- **WHAT IS REQUIRED**
Transcribe verbatim every line from the line containing "Extract the structured" to the end of the entries, including both endpoints. Output nothing beyond those lines.

- **LISTED ENTRIES**
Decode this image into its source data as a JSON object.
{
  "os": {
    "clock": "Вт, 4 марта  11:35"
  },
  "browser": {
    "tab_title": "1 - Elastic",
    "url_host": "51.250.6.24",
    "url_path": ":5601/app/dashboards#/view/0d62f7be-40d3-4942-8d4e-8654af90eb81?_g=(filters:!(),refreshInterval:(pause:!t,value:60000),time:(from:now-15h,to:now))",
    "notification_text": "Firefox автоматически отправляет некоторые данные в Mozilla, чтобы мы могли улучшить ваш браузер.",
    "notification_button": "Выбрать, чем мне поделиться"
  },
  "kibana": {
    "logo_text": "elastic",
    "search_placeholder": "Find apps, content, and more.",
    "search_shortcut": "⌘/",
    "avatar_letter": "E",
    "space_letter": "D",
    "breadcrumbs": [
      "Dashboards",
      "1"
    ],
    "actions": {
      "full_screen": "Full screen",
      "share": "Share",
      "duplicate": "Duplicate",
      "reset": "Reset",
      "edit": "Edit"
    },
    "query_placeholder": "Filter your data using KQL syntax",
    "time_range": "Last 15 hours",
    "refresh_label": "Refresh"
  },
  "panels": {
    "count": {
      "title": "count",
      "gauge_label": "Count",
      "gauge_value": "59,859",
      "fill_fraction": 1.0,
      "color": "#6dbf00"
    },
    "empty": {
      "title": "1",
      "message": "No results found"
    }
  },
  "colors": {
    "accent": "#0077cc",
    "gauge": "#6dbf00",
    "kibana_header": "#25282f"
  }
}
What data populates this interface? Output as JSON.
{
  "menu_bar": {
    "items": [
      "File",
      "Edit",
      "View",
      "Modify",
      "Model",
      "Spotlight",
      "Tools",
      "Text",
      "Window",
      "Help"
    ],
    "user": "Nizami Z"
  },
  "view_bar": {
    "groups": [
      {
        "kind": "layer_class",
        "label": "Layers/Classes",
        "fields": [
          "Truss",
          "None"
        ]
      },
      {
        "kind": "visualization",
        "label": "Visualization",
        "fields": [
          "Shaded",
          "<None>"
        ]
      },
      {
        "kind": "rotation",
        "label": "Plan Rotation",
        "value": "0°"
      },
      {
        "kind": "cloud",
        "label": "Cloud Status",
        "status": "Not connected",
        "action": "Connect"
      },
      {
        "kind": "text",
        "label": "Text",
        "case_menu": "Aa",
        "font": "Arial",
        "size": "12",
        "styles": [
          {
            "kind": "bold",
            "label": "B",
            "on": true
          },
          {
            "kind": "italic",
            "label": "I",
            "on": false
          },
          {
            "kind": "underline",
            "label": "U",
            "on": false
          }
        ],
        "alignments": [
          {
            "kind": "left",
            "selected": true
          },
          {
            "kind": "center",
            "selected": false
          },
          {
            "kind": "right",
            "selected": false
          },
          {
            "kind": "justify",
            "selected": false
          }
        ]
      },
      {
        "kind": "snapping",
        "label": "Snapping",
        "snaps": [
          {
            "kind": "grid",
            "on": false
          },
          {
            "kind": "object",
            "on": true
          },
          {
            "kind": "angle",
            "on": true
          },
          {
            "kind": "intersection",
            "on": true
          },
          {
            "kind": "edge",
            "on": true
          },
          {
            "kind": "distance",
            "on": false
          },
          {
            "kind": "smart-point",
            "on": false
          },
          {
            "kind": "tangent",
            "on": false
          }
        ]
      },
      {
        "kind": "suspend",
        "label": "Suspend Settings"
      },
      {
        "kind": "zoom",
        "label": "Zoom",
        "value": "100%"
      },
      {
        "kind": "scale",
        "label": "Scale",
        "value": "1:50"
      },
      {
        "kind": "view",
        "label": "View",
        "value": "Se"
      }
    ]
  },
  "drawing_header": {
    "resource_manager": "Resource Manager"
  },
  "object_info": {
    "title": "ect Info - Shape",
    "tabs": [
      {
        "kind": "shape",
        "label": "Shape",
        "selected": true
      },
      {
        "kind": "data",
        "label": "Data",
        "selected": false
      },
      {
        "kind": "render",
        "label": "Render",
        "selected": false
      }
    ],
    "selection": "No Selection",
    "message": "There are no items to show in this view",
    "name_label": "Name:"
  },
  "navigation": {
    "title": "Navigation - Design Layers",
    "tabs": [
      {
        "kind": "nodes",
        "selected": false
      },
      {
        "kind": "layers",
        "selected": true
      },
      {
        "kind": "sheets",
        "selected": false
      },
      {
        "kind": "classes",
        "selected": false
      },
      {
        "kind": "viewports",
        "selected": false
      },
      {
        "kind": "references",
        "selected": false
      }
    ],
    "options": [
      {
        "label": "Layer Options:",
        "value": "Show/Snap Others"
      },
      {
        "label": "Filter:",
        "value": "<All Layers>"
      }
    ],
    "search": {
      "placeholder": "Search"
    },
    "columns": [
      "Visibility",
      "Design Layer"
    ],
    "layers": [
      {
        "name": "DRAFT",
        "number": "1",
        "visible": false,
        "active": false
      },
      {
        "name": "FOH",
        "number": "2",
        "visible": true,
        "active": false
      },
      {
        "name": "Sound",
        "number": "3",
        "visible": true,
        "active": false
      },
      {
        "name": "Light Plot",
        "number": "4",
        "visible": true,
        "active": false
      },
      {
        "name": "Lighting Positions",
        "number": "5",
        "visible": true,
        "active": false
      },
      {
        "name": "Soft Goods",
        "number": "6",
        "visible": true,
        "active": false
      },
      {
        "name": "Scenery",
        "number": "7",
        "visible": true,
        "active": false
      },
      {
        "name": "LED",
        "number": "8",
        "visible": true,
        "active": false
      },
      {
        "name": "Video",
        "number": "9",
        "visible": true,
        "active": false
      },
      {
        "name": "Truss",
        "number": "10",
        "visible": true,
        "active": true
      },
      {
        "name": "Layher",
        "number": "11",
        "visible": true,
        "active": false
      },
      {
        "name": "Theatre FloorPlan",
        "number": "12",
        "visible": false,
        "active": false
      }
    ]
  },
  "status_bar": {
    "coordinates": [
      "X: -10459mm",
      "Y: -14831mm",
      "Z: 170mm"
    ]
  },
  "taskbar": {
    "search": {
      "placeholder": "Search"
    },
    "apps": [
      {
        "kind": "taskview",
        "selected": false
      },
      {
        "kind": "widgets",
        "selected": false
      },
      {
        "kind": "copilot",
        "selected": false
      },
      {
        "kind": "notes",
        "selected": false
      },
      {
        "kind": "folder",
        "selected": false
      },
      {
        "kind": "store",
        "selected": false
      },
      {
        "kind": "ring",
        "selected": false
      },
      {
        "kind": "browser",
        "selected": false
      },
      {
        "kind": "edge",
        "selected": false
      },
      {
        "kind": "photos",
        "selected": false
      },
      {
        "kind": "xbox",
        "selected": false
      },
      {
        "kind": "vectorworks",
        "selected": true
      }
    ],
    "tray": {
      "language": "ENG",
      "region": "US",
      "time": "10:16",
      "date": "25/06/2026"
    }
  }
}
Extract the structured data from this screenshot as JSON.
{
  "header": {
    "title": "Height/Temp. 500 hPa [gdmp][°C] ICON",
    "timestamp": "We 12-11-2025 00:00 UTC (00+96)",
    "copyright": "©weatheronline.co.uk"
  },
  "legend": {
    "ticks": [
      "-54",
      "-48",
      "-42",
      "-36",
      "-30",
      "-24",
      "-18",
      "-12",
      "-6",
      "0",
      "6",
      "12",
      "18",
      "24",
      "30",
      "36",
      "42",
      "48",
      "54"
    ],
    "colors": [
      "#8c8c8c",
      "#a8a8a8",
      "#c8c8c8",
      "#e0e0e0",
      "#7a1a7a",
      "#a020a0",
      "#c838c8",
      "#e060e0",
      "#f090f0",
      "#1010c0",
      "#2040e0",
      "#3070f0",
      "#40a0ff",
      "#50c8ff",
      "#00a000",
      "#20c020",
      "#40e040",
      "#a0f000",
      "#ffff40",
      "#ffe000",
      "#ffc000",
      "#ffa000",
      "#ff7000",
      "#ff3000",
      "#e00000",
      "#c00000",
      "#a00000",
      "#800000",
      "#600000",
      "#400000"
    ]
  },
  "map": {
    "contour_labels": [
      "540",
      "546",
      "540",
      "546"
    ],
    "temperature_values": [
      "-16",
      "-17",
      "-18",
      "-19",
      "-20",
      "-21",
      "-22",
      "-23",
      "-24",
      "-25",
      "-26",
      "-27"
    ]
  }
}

- **EXERCISE OUTPUT**
Extract the structured data from this screenshot as JSON.
{
  "header": {
    "title": "Height/Temp. 500 hPa [gdmp][°C] ICON",
    "timestamp": "We 12-11-2025 00:00 UTC (00+96)",
    "copyright": "©weatheronline.co.uk"
  },
  "legend": {
    "ticks": [
      "-54",
      "-48",
      "-42",
      "-36",
      "-30",
      "-24",
      "-18",
      "-12",
      "-6",
      "0",
      "6",
      "12",
      "18",
      "24",
      "30",
      "36",
      "42",
      "48",
      "54"
    ],
    "colors": [
      "#8c8c8c",
      "#a8a8a8",
      "#c8c8c8",
      "#e0e0e0",
      "#7a1a7a",
      "#a020a0",
      "#c838c8",
      "#e060e0",
      "#f090f0",
      "#1010c0",
      "#2040e0",
      "#3070f0",
      "#40a0ff",
      "#50c8ff",
      "#00a000",
      "#20c020",
      "#40e040",
      "#a0f000",
      "#ffff40",
      "#ffe000",
      "#ffc000",
      "#ffa000",
      "#ff7000",
      "#ff3000",
      "#e00000",
      "#c00000",
      "#a00000",
      "#800000",
      "#600000",
      "#400000"
    ]
  },
  "map": {
    "contour_labels": [
      "540",
      "546",
      "540",
      "546"
    ],
    "temperature_values": [
      "-16",
      "-17",
      "-18",
      "-19",
      "-20",
      "-21",
      "-22",
      "-23",
      "-24",
      "-25",
      "-26",
      "-27"
    ]
  }
}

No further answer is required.